* _Work to be completed_: Identify the lines bearing the string "altimeter" and gather them.

^^^^^^^^

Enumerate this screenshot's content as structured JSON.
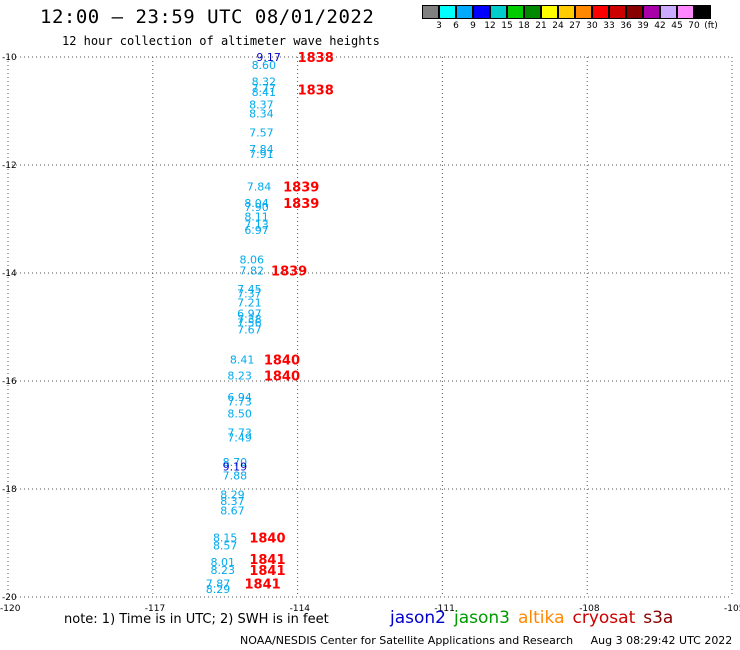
{
  "title": "12:00 – 23:59 UTC 08/01/2022",
  "subtitle": "12 hour collection of altimeter wave heights",
  "colorbar": {
    "colors": [
      "#808080",
      "#00ffff",
      "#00aaff",
      "#0000ff",
      "#00cccc",
      "#00cc00",
      "#008800",
      "#ffff00",
      "#ffcc00",
      "#ff8800",
      "#ff0000",
      "#cc0000",
      "#880000",
      "#aa00aa",
      "#ccaaff",
      "#ff88ff",
      "#000000"
    ],
    "labels": [
      "3",
      "6",
      "9",
      "12",
      "15",
      "18",
      "21",
      "24",
      "27",
      "30",
      "33",
      "36",
      "39",
      "42",
      "45",
      "70",
      "(ft)"
    ]
  },
  "note": "note:  1) Time is in UTC;  2) SWH is in feet",
  "legend": [
    {
      "name": "jason2",
      "color": "#0000cc"
    },
    {
      "name": "jason3",
      "color": "#009900"
    },
    {
      "name": "altika",
      "color": "#ff8800"
    },
    {
      "name": "cryosat",
      "color": "#cc0000"
    },
    {
      "name": "s3a",
      "color": "#880000"
    }
  ],
  "footer": {
    "center": "NOAA/NESDIS Center for Satellite Applications and Research",
    "time": "Aug  3 08:29:42 UTC 2022"
  },
  "chart_data": {
    "type": "scatter",
    "title": "12:00 – 23:59 UTC 08/01/2022",
    "subtitle": "12 hour collection of altimeter wave heights",
    "xlim": [
      -120,
      -105
    ],
    "ylim": [
      -20,
      -10
    ],
    "x_ticks": [
      -120,
      -117,
      -114,
      -111,
      -108,
      -105
    ],
    "x_tick_labels": [
      "-120",
      "-117",
      "-114",
      "-111",
      "-108",
      "-105"
    ],
    "y_ticks": [
      -10,
      -12,
      -14,
      -16,
      -18,
      -20
    ],
    "y_tick_labels": [
      "-10",
      "-12",
      "-14",
      "-16",
      "-18",
      "-20"
    ],
    "grid": true,
    "legend_position": "bottom-right",
    "wave_heights": [
      {
        "lon": -114.6,
        "lat": -10.0,
        "swh": "9.17",
        "color": "#0000cc"
      },
      {
        "lon": -114.7,
        "lat": -10.15,
        "swh": "8.60",
        "color": "#00aaee"
      },
      {
        "lon": -114.7,
        "lat": -10.45,
        "swh": "8.32",
        "color": "#00aaee"
      },
      {
        "lon": -114.7,
        "lat": -10.57,
        "swh": "7.77",
        "color": "#00aaee"
      },
      {
        "lon": -114.7,
        "lat": -10.65,
        "swh": "8.41",
        "color": "#00aaee"
      },
      {
        "lon": -114.75,
        "lat": -10.88,
        "swh": "8.37",
        "color": "#00aaee"
      },
      {
        "lon": -114.75,
        "lat": -11.05,
        "swh": "8.34",
        "color": "#00aaee"
      },
      {
        "lon": -114.75,
        "lat": -11.4,
        "swh": "7.57",
        "color": "#00aaee"
      },
      {
        "lon": -114.75,
        "lat": -11.7,
        "swh": "7.84",
        "color": "#00aaee"
      },
      {
        "lon": -114.75,
        "lat": -11.8,
        "swh": "7.91",
        "color": "#00aaee"
      },
      {
        "lon": -114.8,
        "lat": -12.4,
        "swh": "7.84",
        "color": "#00aaee"
      },
      {
        "lon": -114.85,
        "lat": -12.7,
        "swh": "8.04",
        "color": "#00aaee"
      },
      {
        "lon": -114.85,
        "lat": -12.78,
        "swh": "7.90",
        "color": "#00aaee"
      },
      {
        "lon": -114.85,
        "lat": -12.95,
        "swh": "8.11",
        "color": "#00aaee"
      },
      {
        "lon": -114.85,
        "lat": -13.1,
        "swh": "7.13",
        "color": "#00aaee"
      },
      {
        "lon": -114.85,
        "lat": -13.2,
        "swh": "6.97",
        "color": "#00aaee"
      },
      {
        "lon": -114.95,
        "lat": -13.75,
        "swh": "8.06",
        "color": "#00aaee"
      },
      {
        "lon": -114.95,
        "lat": -13.95,
        "swh": "7.82",
        "color": "#00aaee"
      },
      {
        "lon": -115.0,
        "lat": -14.3,
        "swh": "7.45",
        "color": "#00aaee"
      },
      {
        "lon": -115.0,
        "lat": -14.38,
        "swh": "7.37",
        "color": "#00aaee"
      },
      {
        "lon": -115.0,
        "lat": -14.55,
        "swh": "7.21",
        "color": "#00aaee"
      },
      {
        "lon": -115.0,
        "lat": -14.75,
        "swh": "6.97",
        "color": "#00aaee"
      },
      {
        "lon": -115.0,
        "lat": -14.85,
        "swh": "7.38",
        "color": "#00aaee"
      },
      {
        "lon": -115.0,
        "lat": -14.92,
        "swh": "7.56",
        "color": "#00aaee"
      },
      {
        "lon": -115.0,
        "lat": -15.05,
        "swh": "7.67",
        "color": "#00aaee"
      },
      {
        "lon": -115.15,
        "lat": -15.6,
        "swh": "8.41",
        "color": "#00aaee"
      },
      {
        "lon": -115.2,
        "lat": -15.9,
        "swh": "8.23",
        "color": "#00aaee"
      },
      {
        "lon": -115.2,
        "lat": -16.3,
        "swh": "6.94",
        "color": "#00aaee"
      },
      {
        "lon": -115.2,
        "lat": -16.38,
        "swh": "7.73",
        "color": "#00aaee"
      },
      {
        "lon": -115.2,
        "lat": -16.6,
        "swh": "8.50",
        "color": "#00aaee"
      },
      {
        "lon": -115.2,
        "lat": -16.95,
        "swh": "7.73",
        "color": "#00aaee"
      },
      {
        "lon": -115.2,
        "lat": -17.05,
        "swh": "7.49",
        "color": "#00aaee"
      },
      {
        "lon": -115.3,
        "lat": -17.5,
        "swh": "8.70",
        "color": "#00aaee"
      },
      {
        "lon": -115.3,
        "lat": -17.58,
        "swh": "9.19",
        "color": "#0000cc"
      },
      {
        "lon": -115.3,
        "lat": -17.75,
        "swh": "7.88",
        "color": "#00aaee"
      },
      {
        "lon": -115.35,
        "lat": -18.1,
        "swh": "8.29",
        "color": "#00aaee"
      },
      {
        "lon": -115.35,
        "lat": -18.22,
        "swh": "8.37",
        "color": "#00aaee"
      },
      {
        "lon": -115.35,
        "lat": -18.4,
        "swh": "8.67",
        "color": "#00aaee"
      },
      {
        "lon": -115.5,
        "lat": -18.9,
        "swh": "8.15",
        "color": "#00aaee"
      },
      {
        "lon": -115.5,
        "lat": -19.05,
        "swh": "8.57",
        "color": "#00aaee"
      },
      {
        "lon": -115.55,
        "lat": -19.35,
        "swh": "8.01",
        "color": "#00aaee"
      },
      {
        "lon": -115.55,
        "lat": -19.5,
        "swh": "8.23",
        "color": "#00aaee"
      },
      {
        "lon": -115.65,
        "lat": -19.75,
        "swh": "7.87",
        "color": "#00aaee"
      },
      {
        "lon": -115.65,
        "lat": -19.85,
        "swh": "8.29",
        "color": "#00aaee"
      }
    ],
    "pass_times": [
      {
        "lon": -114.0,
        "lat": -10.0,
        "label": "1838",
        "color": "#ff0000"
      },
      {
        "lon": -114.0,
        "lat": -10.6,
        "label": "1838",
        "color": "#ff0000"
      },
      {
        "lon": -114.3,
        "lat": -12.4,
        "label": "1839",
        "color": "#ff0000"
      },
      {
        "lon": -114.3,
        "lat": -12.7,
        "label": "1839",
        "color": "#ff0000"
      },
      {
        "lon": -114.55,
        "lat": -13.95,
        "label": "1839",
        "color": "#ff0000"
      },
      {
        "lon": -114.7,
        "lat": -15.6,
        "label": "1840",
        "color": "#ff0000"
      },
      {
        "lon": -114.7,
        "lat": -15.9,
        "label": "1840",
        "color": "#ff0000"
      },
      {
        "lon": -115.0,
        "lat": -18.9,
        "label": "1840",
        "color": "#ff0000"
      },
      {
        "lon": -115.0,
        "lat": -19.3,
        "label": "1841",
        "color": "#ff0000"
      },
      {
        "lon": -115.0,
        "lat": -19.5,
        "label": "1841",
        "color": "#ff0000"
      },
      {
        "lon": -115.1,
        "lat": -19.75,
        "label": "1841",
        "color": "#ff0000"
      }
    ]
  }
}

^^^^^^^^

* _Task answer_:
  "subtitle": "12 hour collection of altimeter wave heights",
    "subtitle": "12 hour collection of altimeter wave heights",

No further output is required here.